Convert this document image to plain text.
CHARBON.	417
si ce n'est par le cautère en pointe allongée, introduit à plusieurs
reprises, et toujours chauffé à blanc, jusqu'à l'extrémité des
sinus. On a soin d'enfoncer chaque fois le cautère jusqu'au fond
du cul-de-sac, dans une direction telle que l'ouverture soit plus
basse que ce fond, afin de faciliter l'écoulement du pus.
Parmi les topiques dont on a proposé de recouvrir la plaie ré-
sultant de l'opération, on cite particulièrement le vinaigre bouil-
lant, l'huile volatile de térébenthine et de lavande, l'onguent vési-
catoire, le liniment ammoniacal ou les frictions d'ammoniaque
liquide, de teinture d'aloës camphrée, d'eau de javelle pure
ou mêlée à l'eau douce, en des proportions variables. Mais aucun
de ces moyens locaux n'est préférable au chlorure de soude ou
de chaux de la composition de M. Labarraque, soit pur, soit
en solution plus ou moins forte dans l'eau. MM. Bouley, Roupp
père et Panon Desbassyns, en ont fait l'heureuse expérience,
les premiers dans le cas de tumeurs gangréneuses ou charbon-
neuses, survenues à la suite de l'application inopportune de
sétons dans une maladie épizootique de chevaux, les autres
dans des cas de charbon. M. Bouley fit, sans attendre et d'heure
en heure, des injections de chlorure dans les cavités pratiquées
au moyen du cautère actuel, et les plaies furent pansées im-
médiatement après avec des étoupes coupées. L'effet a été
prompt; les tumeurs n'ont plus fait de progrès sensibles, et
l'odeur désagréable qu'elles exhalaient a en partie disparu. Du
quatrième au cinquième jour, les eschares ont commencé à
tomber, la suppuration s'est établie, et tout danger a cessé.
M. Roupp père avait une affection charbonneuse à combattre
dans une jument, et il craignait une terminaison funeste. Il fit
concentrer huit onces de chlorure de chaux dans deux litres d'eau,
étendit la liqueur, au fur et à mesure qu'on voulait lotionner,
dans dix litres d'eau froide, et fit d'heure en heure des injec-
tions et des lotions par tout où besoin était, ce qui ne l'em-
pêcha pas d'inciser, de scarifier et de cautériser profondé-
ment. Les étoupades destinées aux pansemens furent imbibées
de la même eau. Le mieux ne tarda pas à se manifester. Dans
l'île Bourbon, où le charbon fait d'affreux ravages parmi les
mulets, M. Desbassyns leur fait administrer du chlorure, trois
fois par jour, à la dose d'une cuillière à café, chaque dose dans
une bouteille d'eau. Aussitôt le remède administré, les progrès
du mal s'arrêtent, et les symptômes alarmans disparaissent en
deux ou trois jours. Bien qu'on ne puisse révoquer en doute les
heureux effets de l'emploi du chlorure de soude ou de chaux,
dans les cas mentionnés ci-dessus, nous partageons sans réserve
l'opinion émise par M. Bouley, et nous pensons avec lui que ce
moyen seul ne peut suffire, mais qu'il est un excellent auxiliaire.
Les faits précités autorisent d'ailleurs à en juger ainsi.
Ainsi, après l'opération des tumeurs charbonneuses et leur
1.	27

● ● ● ●

● **GIVEN TASK**
In full and verbatim, repeat the records given above.

● **RESPONSE TO THIS TASK**
Convert this document image to plain text.
CHARBON.	417
si ce n'est par le cautère en pointe allongée, introduit à plusieurs
reprises, et toujours chauffé à blanc, jusqu'à l'extrémité des
sinus. On a soin d'enfoncer chaque fois le cautère jusqu'au fond
du cul-de-sac, dans une direction telle que l'ouverture soit plus
basse que ce fond, afin de faciliter l'écoulement du pus.
Parmi les topiques dont on a proposé de recouvrir la plaie ré-
sultant de l'opération, on cite particulièrement le vinaigre bouil-
lant, l'huile volatile de térébenthine et de lavande, l'onguent vési-
catoire, le liniment ammoniacal ou les frictions d'ammoniaque
liquide, de teinture d'aloës camphrée, d'eau de javelle pure
ou mêlée à l'eau douce, en des proportions variables. Mais aucun
de ces moyens locaux n'est préférable au chlorure de soude ou
de chaux de la composition de M. Labarraque, soit pur, soit
en solution plus ou moins forte dans l'eau. MM. Bouley, Roupp
père et Panon Desbassyns, en ont fait l'heureuse expérience,
les premiers dans le cas de tumeurs gangréneuses ou charbon-
neuses, survenues à la suite de l'application inopportune de
sétons dans une maladie épizootique de chevaux, les autres
dans des cas de charbon. M. Bouley fit, sans attendre et d'heure
en heure, des injections de chlorure dans les cavités pratiquées
au moyen du cautère actuel, et les plaies furent pansées im-
médiatement après avec des étoupes coupées. L'effet a été
prompt; les tumeurs n'ont plus fait de progrès sensibles, et
l'odeur désagréable qu'elles exhalaient a en partie disparu. Du
quatrième au cinquième jour, les eschares ont commencé à
tomber, la suppuration s'est établie, et tout danger a cessé.
M. Roupp père avait une affection charbonneuse à combattre
dans une jument, et il craignait une terminaison funeste. Il fit
concentrer huit onces de chlorure de chaux dans deux litres d'eau,
étendit la liqueur, au fur et à mesure qu'on voulait lotionner,
dans dix litres d'eau froide, et fit d'heure en heure des injec-
tions et des lotions par tout où besoin était, ce qui ne l'em-
pêcha pas d'inciser, de scarifier et de cautériser profondé-
ment. Les étoupades destinées aux pansemens furent imbibées
de la même eau. Le mieux ne tarda pas à se manifester. Dans
l'île Bourbon, où le charbon fait d'affreux ravages parmi les
mulets, M. Desbassyns leur fait administrer du chlorure, trois
fois par jour, à la dose d'une cuillière à café, chaque dose dans
une bouteille d'eau. Aussitôt le remède administré, les progrès
du mal s'arrêtent, et les symptômes alarmans disparaissent en
deux ou trois jours. Bien qu'on ne puisse révoquer en doute les
heureux effets de l'emploi du chlorure de soude ou de chaux,
dans les cas mentionnés ci-dessus, nous partageons sans réserve
l'opinion émise par M. Bouley, et nous pensons avec lui que ce
moyen seul ne peut suffire, mais qu'il est un excellent auxiliaire.
Les faits précités autorisent d'ailleurs à en juger ainsi.
Ainsi, après l'opération des tumeurs charbonneuses et leur
1.	27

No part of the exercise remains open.